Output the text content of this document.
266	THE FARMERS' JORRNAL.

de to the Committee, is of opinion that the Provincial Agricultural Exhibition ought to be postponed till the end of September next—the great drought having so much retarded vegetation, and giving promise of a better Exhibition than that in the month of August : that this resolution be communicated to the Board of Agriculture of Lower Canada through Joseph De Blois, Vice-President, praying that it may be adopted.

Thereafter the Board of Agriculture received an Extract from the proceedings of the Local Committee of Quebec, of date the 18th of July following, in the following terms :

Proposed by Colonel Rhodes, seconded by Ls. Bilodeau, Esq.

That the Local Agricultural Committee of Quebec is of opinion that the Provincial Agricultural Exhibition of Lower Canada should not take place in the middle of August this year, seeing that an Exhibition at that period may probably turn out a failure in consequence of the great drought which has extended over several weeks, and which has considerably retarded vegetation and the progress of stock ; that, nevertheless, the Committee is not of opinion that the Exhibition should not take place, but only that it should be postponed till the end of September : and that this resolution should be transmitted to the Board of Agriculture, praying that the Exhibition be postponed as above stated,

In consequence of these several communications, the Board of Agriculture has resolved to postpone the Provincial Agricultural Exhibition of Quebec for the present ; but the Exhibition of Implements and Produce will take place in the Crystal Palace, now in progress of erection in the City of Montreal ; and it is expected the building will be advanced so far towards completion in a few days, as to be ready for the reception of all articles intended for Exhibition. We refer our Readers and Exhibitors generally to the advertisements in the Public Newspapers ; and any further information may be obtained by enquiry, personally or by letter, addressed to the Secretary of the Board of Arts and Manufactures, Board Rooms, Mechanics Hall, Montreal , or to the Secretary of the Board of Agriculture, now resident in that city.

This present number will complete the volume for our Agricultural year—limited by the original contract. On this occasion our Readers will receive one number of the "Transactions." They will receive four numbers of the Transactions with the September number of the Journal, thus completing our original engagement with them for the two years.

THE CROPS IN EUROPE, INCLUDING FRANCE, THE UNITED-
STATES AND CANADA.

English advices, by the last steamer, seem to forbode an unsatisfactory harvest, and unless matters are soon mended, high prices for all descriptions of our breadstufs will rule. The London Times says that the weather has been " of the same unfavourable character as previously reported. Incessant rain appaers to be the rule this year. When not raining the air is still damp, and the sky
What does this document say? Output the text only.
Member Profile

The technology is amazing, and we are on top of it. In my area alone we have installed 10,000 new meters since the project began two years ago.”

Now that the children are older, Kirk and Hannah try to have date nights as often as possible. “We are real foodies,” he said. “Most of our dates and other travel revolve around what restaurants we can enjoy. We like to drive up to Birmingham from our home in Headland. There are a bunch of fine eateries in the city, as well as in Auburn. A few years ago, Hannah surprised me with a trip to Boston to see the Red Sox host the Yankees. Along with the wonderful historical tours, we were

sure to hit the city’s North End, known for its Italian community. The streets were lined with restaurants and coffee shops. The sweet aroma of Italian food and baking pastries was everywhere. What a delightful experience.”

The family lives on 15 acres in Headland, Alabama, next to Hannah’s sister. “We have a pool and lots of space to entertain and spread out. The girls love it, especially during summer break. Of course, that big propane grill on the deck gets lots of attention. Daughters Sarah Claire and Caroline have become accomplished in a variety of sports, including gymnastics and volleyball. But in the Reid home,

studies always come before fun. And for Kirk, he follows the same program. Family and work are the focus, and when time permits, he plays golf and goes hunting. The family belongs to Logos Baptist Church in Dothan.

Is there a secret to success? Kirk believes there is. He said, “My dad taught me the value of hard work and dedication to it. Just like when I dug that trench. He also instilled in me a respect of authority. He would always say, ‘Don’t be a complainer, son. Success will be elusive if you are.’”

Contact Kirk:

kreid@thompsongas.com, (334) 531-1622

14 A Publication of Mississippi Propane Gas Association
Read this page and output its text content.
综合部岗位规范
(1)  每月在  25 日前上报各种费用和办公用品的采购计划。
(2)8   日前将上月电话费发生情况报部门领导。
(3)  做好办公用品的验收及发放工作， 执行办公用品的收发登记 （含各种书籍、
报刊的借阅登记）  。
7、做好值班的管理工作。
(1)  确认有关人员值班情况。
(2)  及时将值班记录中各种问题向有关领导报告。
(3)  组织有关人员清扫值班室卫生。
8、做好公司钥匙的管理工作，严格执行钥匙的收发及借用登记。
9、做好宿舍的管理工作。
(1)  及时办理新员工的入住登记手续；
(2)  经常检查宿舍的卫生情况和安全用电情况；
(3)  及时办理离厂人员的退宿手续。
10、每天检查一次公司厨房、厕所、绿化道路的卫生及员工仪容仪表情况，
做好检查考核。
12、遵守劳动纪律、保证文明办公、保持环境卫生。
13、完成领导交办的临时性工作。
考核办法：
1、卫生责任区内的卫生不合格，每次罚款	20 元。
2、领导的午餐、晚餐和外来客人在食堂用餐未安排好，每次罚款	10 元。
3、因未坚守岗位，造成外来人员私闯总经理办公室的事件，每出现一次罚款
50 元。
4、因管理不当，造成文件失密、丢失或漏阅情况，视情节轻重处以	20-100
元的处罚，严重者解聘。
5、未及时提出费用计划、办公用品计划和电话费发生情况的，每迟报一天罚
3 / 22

◆ **WRITTEN TASK**: All of the entries above should be written out again exactly.

◆ **REPLY TO THE EXERCISE**:
Output the text content of this document.
266	THE FARMERS' JORRNAL.

de to the Committee, is of opinion that the Provincial Agricultural Exhibition ought to be postponed till the end of September next—the great drought having so much retarded vegetation, and giving promise of a better Exhibition than that in the month of August : that this resolution be communicated to the Board of Agriculture of Lower Canada through Joseph De Blois, Vice-President, praying that it may be adopted.

Thereafter the Board of Agriculture received an Extract from the proceedings of the Local Committee of Quebec, of date the 18th of July following, in the following terms :

Proposed by Colonel Rhodes, seconded by Ls. Bilodeau, Esq.

That the Local Agricultural Committee of Quebec is of opinion that the Provincial Agricultural Exhibition of Lower Canada should not take place in the middle of August this year, seeing that an Exhibition at that period may probably turn out a failure in consequence of the great drought which has extended over several weeks, and which has considerably retarded vegetation and the progress of stock ; that, nevertheless, the Committee is not of opinion that the Exhibition should not take place, but only that it should be postponed till the end of September : and that this resolution should be transmitted to the Board of Agriculture, praying that the Exhibition be postponed as above stated,

In consequence of these several communications, the Board of Agriculture has resolved to postpone the Provincial Agricultural Exhibition of Quebec for the present ; but the Exhibition of Implements and Produce will take place in the Crystal Palace, now in progress of erection in the City of Montreal ; and it is expected the building will be advanced so far towards completion in a few days, as to be ready for the reception of all articles intended for Exhibition. We refer our Readers and Exhibitors generally to the advertisements in the Public Newspapers ; and any further information may be obtained by enquiry, personally or by letter, addressed to the Secretary of the Board of Arts and Manufactures, Board Rooms, Mechanics Hall, Montreal , or to the Secretary of the Board of Agriculture, now resident in that city.

This present number will complete the volume for our Agricultural year—limited by the original contract. On this occasion our Readers will receive one number of the "Transactions." They will receive four numbers of the Transactions with the September number of the Journal, thus completing our original engagement with them for the two years.

THE CROPS IN EUROPE, INCLUDING FRANCE, THE UNITED-
STATES AND CANADA.

English advices, by the last steamer, seem to forbode an unsatisfactory harvest, and unless matters are soon mended, high prices for all descriptions of our breadstufs will rule. The London Times says that the weather has been " of the same unfavourable character as previously reported. Incessant rain appaers to be the rule this year. When not raining the air is still damp, and the sky
What does this document say? Output the text only.
Member Profile

The technology is amazing, and we are on top of it. In my area alone we have installed 10,000 new meters since the project began two years ago.”

Now that the children are older, Kirk and Hannah try to have date nights as often as possible. “We are real foodies,” he said. “Most of our dates and other travel revolve around what restaurants we can enjoy. We like to drive up to Birmingham from our home in Headland. There are a bunch of fine eateries in the city, as well as in Auburn. A few years ago, Hannah surprised me with a trip to Boston to see the Red Sox host the Yankees. Along with the wonderful historical tours, we were

sure to hit the city’s North End, known for its Italian community. The streets were lined with restaurants and coffee shops. The sweet aroma of Italian food and baking pastries was everywhere. What a delightful experience.”

The family lives on 15 acres in Headland, Alabama, next to Hannah’s sister. “We have a pool and lots of space to entertain and spread out. The girls love it, especially during summer break. Of course, that big propane grill on the deck gets lots of attention. Daughters Sarah Claire and Caroline have become accomplished in a variety of sports, including gymnastics and volleyball. But in the Reid home,

studies always come before fun. And for Kirk, he follows the same program. Family and work are the focus, and when time permits, he plays golf and goes hunting. The family belongs to Logos Baptist Church in Dothan.

Is there a secret to success? Kirk believes there is. He said, “My dad taught me the value of hard work and dedication to it. Just like when I dug that trench. He also instilled in me a respect of authority. He would always say, ‘Don’t be a complainer, son. Success will be elusive if you are.’”

Contact Kirk:

kreid@thompsongas.com, (334) 531-1622

14 A Publication of Mississippi Propane Gas Association
Read this page and output its text content.
综合部岗位规范
(1)  每月在  25 日前上报各种费用和办公用品的采购计划。
(2)8   日前将上月电话费发生情况报部门领导。
(3)  做好办公用品的验收及发放工作， 执行办公用品的收发登记 （含各种书籍、
报刊的借阅登记）  。
7、做好值班的管理工作。
(1)  确认有关人员值班情况。
(2)  及时将值班记录中各种问题向有关领导报告。
(3)  组织有关人员清扫值班室卫生。
8、做好公司钥匙的管理工作，严格执行钥匙的收发及借用登记。
9、做好宿舍的管理工作。
(1)  及时办理新员工的入住登记手续；
(2)  经常检查宿舍的卫生情况和安全用电情况；
(3)  及时办理离厂人员的退宿手续。
10、每天检查一次公司厨房、厕所、绿化道路的卫生及员工仪容仪表情况，
做好检查考核。
12、遵守劳动纪律、保证文明办公、保持环境卫生。
13、完成领导交办的临时性工作。
考核办法：
1、卫生责任区内的卫生不合格，每次罚款	20 元。
2、领导的午餐、晚餐和外来客人在食堂用餐未安排好，每次罚款	10 元。
3、因未坚守岗位，造成外来人员私闯总经理办公室的事件，每出现一次罚款
50 元。
4、因管理不当，造成文件失密、丢失或漏阅情况，视情节轻重处以	20-100
元的处罚，严重者解聘。
5、未及时提出费用计划、办公用品计划和电话费发生情况的，每迟报一天罚
3 / 22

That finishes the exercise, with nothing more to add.